• [WHAT YOU NEED TO DO] Everything in the listing should be restated word for word.

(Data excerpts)
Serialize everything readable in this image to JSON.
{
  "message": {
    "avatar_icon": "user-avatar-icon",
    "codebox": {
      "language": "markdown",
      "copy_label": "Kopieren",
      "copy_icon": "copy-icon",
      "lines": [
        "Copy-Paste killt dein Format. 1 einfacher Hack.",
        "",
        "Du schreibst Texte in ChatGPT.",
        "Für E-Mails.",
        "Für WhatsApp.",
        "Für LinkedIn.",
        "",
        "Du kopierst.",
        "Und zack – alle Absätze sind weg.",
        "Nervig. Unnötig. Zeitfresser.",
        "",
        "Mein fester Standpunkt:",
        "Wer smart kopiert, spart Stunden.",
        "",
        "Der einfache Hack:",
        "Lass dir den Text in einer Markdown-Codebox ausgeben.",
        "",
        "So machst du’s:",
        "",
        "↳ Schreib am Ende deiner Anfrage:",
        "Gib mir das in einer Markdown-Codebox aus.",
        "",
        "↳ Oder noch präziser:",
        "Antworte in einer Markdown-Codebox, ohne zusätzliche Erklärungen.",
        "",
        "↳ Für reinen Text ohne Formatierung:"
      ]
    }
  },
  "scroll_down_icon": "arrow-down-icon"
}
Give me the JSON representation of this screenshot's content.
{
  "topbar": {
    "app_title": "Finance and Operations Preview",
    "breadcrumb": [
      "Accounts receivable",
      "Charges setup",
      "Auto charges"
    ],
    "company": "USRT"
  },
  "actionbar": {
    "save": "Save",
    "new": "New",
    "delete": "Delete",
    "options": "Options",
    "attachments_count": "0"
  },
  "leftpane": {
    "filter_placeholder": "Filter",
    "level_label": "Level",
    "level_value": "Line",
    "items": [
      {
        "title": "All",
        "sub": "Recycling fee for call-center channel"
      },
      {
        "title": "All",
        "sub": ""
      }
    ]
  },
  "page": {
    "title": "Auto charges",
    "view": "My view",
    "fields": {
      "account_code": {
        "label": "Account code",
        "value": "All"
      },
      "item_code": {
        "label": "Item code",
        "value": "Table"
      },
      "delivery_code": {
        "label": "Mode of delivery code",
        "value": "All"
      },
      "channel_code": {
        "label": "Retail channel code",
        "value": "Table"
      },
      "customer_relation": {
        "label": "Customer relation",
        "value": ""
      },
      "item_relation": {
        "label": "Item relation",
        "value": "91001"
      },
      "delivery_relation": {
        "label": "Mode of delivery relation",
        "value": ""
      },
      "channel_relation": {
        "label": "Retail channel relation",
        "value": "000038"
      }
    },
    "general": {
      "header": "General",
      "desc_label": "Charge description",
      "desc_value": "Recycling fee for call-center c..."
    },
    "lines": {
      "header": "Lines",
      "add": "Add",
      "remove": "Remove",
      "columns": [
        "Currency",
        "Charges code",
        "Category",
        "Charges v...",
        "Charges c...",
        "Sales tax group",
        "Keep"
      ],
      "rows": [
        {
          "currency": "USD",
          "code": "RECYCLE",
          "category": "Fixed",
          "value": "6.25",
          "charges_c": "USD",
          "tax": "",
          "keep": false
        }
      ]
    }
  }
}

• [RESULT FOR THIS TASK]
Serialize everything readable in this image to JSON.
{
  "message": {
    "avatar_icon": "user-avatar-icon",
    "codebox": {
      "language": "markdown",
      "copy_label": "Kopieren",
      "copy_icon": "copy-icon",
      "lines": [
        "Copy-Paste killt dein Format. 1 einfacher Hack.",
        "",
        "Du schreibst Texte in ChatGPT.",
        "Für E-Mails.",
        "Für WhatsApp.",
        "Für LinkedIn.",
        "",
        "Du kopierst.",
        "Und zack – alle Absätze sind weg.",
        "Nervig. Unnötig. Zeitfresser.",
        "",
        "Mein fester Standpunkt:",
        "Wer smart kopiert, spart Stunden.",
        "",
        "Der einfache Hack:",
        "Lass dir den Text in einer Markdown-Codebox ausgeben.",
        "",
        "So machst du’s:",
        "",
        "↳ Schreib am Ende deiner Anfrage:",
        "Gib mir das in einer Markdown-Codebox aus.",
        "",
        "↳ Oder noch präziser:",
        "Antworte in einer Markdown-Codebox, ohne zusätzliche Erklärungen.",
        "",
        "↳ Für reinen Text ohne Formatierung:"
      ]
    }
  },
  "scroll_down_icon": "arrow-down-icon"
}
Give me the JSON representation of this screenshot's content.
{
  "topbar": {
    "app_title": "Finance and Operations Preview",
    "breadcrumb": [
      "Accounts receivable",
      "Charges setup",
      "Auto charges"
    ],
    "company": "USRT"
  },
  "actionbar": {
    "save": "Save",
    "new": "New",
    "delete": "Delete",
    "options": "Options",
    "attachments_count": "0"
  },
  "leftpane": {
    "filter_placeholder": "Filter",
    "level_label": "Level",
    "level_value": "Line",
    "items": [
      {
        "title": "All",
        "sub": "Recycling fee for call-center channel"
      },
      {
        "title": "All",
        "sub": ""
      }
    ]
  },
  "page": {
    "title": "Auto charges",
    "view": "My view",
    "fields": {
      "account_code": {
        "label": "Account code",
        "value": "All"
      },
      "item_code": {
        "label": "Item code",
        "value": "Table"
      },
      "delivery_code": {
        "label": "Mode of delivery code",
        "value": "All"
      },
      "channel_code": {
        "label": "Retail channel code",
        "value": "Table"
      },
      "customer_relation": {
        "label": "Customer relation",
        "value": ""
      },
      "item_relation": {
        "label": "Item relation",
        "value": "91001"
      },
      "delivery_relation": {
        "label": "Mode of delivery relation",
        "value": ""
      },
      "channel_relation": {
        "label": "Retail channel relation",
        "value": "000038"
      }
    },
    "general": {
      "header": "General",
      "desc_label": "Charge description",
      "desc_value": "Recycling fee for call-center c..."
    },
    "lines": {
      "header": "Lines",
      "add": "Add",
      "remove": "Remove",
      "columns": [
        "Currency",
        "Charges code",
        "Category",
        "Charges v...",
        "Charges c...",
        "Sales tax group",
        "Keep"
      ],
      "rows": [
        {
          "currency": "USD",
          "code": "RECYCLE",
          "category": "Fixed",
          "value": "6.25",
          "charges_c": "USD",
          "tax": "",
          "keep": false
        }
      ]
    }
  }
}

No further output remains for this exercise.